» **Task statement**: In your copy, leave out the pictures; write out all the data exactly.
## START Provided data
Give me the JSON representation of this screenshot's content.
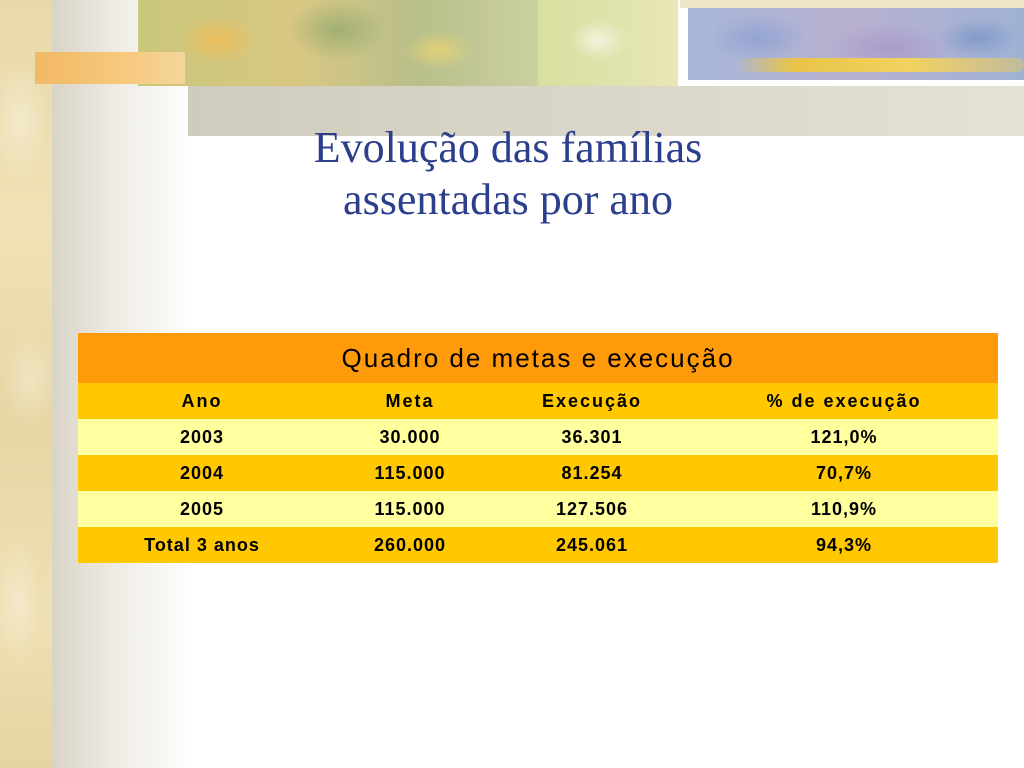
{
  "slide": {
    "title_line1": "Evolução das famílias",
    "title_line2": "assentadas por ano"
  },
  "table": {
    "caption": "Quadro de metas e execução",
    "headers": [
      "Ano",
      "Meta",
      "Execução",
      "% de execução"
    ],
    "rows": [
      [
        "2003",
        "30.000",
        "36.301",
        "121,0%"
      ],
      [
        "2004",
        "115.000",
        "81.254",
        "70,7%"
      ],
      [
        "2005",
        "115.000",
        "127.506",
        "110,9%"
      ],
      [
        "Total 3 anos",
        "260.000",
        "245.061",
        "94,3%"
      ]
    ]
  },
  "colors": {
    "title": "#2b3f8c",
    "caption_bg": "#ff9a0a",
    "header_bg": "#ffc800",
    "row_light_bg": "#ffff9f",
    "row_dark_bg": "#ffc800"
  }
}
## END Provided data
» **Answer in full**:
Give me the JSON representation of this screenshot's content.
{
  "slide": {
    "title_line1": "Evolução das famílias",
    "title_line2": "assentadas por ano"
  },
  "table": {
    "caption": "Quadro de metas e execução",
    "headers": [
      "Ano",
      "Meta",
      "Execução",
      "% de execução"
    ],
    "rows": [
      [
        "2003",
        "30.000",
        "36.301",
        "121,0%"
      ],
      [
        "2004",
        "115.000",
        "81.254",
        "70,7%"
      ],
      [
        "2005",
        "115.000",
        "127.506",
        "110,9%"
      ],
      [
        "Total 3 anos",
        "260.000",
        "245.061",
        "94,3%"
      ]
    ]
  },
  "colors": {
    "title": "#2b3f8c",
    "caption_bg": "#ff9a0a",
    "header_bg": "#ffc800",
    "row_light_bg": "#ffff9f",
    "row_dark_bg": "#ffc800"
  }
}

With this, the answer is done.